- [Instruction]
Only the lines from the one containing "OCR this image." through the end of the material are to be echoed, each exactly as it appears.

Extracted records:
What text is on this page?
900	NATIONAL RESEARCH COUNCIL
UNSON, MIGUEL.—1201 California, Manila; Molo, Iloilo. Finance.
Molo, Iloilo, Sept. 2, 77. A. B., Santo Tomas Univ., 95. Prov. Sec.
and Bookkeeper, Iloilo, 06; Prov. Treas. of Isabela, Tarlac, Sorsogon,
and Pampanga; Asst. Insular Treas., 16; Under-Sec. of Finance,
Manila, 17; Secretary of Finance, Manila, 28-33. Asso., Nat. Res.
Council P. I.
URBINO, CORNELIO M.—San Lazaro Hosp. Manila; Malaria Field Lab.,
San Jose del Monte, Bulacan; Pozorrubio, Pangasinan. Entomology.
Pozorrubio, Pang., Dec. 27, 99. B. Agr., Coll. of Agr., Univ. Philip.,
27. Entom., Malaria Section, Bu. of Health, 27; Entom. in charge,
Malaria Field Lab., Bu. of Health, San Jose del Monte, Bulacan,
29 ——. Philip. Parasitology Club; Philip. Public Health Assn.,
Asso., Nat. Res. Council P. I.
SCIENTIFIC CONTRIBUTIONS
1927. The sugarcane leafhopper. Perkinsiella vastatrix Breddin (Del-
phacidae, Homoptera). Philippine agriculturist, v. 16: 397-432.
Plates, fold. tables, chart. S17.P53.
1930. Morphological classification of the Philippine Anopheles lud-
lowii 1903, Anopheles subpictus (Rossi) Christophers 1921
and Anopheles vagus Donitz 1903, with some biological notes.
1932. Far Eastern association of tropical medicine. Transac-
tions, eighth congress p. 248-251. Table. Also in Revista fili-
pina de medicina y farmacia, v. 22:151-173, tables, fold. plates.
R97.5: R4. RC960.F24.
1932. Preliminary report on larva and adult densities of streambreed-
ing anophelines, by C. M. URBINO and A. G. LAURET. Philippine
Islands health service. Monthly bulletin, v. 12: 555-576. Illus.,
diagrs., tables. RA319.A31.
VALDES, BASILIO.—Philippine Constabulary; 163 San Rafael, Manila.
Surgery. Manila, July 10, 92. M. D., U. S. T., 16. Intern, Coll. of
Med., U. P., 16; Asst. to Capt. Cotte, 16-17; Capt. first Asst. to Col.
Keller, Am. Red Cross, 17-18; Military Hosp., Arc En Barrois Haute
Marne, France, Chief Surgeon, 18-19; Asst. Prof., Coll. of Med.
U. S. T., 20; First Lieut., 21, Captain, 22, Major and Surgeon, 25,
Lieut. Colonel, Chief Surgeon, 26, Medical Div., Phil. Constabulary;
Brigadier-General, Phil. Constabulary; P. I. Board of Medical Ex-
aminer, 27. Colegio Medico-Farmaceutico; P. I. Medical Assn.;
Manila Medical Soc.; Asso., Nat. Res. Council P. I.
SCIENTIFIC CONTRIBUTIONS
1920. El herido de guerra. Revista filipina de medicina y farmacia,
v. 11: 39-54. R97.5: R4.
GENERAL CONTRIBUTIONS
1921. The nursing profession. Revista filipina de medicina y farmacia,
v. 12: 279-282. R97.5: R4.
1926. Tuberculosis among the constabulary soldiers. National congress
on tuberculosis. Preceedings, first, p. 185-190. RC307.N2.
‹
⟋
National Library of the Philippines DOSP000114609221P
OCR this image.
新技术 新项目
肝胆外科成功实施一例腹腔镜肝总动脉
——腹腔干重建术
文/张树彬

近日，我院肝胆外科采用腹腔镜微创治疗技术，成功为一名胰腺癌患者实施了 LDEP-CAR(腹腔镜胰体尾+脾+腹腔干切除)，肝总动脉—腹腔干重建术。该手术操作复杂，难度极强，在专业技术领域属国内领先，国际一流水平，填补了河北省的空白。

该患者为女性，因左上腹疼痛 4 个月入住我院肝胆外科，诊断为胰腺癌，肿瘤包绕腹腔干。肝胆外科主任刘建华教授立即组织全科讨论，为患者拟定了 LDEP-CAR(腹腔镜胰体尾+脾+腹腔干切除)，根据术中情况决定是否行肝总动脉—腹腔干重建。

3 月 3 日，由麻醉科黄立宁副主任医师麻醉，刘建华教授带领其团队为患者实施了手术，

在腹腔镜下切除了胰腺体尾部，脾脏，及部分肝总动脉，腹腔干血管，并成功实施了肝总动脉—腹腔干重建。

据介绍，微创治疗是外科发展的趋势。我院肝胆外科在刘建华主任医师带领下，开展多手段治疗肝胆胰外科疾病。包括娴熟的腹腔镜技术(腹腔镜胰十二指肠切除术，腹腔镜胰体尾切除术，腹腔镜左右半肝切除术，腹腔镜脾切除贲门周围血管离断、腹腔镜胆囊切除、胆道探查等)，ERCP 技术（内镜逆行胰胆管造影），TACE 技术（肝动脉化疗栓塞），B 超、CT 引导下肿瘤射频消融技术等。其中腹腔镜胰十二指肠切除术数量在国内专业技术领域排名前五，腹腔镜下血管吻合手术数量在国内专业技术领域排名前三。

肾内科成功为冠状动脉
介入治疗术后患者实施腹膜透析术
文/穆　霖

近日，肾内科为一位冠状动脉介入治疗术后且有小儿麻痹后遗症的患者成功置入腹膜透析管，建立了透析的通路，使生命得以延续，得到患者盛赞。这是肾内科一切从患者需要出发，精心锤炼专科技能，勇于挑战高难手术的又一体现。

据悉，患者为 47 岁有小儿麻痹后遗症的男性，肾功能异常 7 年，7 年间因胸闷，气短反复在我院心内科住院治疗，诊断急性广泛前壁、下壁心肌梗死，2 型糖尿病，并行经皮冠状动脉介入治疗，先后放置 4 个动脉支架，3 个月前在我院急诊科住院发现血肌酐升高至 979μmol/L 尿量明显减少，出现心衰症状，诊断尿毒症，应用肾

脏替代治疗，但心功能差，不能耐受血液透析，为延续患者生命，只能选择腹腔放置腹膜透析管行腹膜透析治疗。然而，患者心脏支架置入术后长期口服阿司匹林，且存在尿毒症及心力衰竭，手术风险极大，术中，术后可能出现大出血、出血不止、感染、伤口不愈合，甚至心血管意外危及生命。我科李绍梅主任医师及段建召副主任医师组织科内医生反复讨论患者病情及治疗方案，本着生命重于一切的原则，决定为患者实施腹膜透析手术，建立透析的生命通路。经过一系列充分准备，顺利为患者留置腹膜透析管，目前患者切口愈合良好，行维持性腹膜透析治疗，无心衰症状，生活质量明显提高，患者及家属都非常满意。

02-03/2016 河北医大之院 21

- [Solution below]
OCR this image.
新技术 新项目
肝胆外科成功实施一例腹腔镜肝总动脉
——腹腔干重建术
文/张树彬

近日，我院肝胆外科采用腹腔镜微创治疗技术，成功为一名胰腺癌患者实施了 LDEP-CAR(腹腔镜胰体尾+脾+腹腔干切除)，肝总动脉—腹腔干重建术。该手术操作复杂，难度极强，在专业技术领域属国内领先，国际一流水平，填补了河北省的空白。

该患者为女性，因左上腹疼痛 4 个月入住我院肝胆外科，诊断为胰腺癌，肿瘤包绕腹腔干。肝胆外科主任刘建华教授立即组织全科讨论，为患者拟定了 LDEP-CAR(腹腔镜胰体尾+脾+腹腔干切除)，根据术中情况决定是否行肝总动脉—腹腔干重建。

3 月 3 日，由麻醉科黄立宁副主任医师麻醉，刘建华教授带领其团队为患者实施了手术，

在腹腔镜下切除了胰腺体尾部，脾脏，及部分肝总动脉，腹腔干血管，并成功实施了肝总动脉—腹腔干重建。

据介绍，微创治疗是外科发展的趋势。我院肝胆外科在刘建华主任医师带领下，开展多手段治疗肝胆胰外科疾病。包括娴熟的腹腔镜技术(腹腔镜胰十二指肠切除术，腹腔镜胰体尾切除术，腹腔镜左右半肝切除术，腹腔镜脾切除贲门周围血管离断、腹腔镜胆囊切除、胆道探查等)，ERCP 技术（内镜逆行胰胆管造影），TACE 技术（肝动脉化疗栓塞），B 超、CT 引导下肿瘤射频消融技术等。其中腹腔镜胰十二指肠切除术数量在国内专业技术领域排名前五，腹腔镜下血管吻合手术数量在国内专业技术领域排名前三。

肾内科成功为冠状动脉
介入治疗术后患者实施腹膜透析术
文/穆　霖

近日，肾内科为一位冠状动脉介入治疗术后且有小儿麻痹后遗症的患者成功置入腹膜透析管，建立了透析的通路，使生命得以延续，得到患者盛赞。这是肾内科一切从患者需要出发，精心锤炼专科技能，勇于挑战高难手术的又一体现。

据悉，患者为 47 岁有小儿麻痹后遗症的男性，肾功能异常 7 年，7 年间因胸闷，气短反复在我院心内科住院治疗，诊断急性广泛前壁、下壁心肌梗死，2 型糖尿病，并行经皮冠状动脉介入治疗，先后放置 4 个动脉支架，3 个月前在我院急诊科住院发现血肌酐升高至 979μmol/L 尿量明显减少，出现心衰症状，诊断尿毒症，应用肾

脏替代治疗，但心功能差，不能耐受血液透析，为延续患者生命，只能选择腹腔放置腹膜透析管行腹膜透析治疗。然而，患者心脏支架置入术后长期口服阿司匹林，且存在尿毒症及心力衰竭，手术风险极大，术中，术后可能出现大出血、出血不止、感染、伤口不愈合，甚至心血管意外危及生命。我科李绍梅主任医师及段建召副主任医师组织科内医生反复讨论患者病情及治疗方案，本着生命重于一切的原则，决定为患者实施腹膜透析手术，建立透析的生命通路。经过一系列充分准备，顺利为患者留置腹膜透析管，目前患者切口愈合良好，行维持性腹膜透析治疗，无心衰症状，生活质量明显提高，患者及家属都非常满意。

02-03/2016 河北医大之院 21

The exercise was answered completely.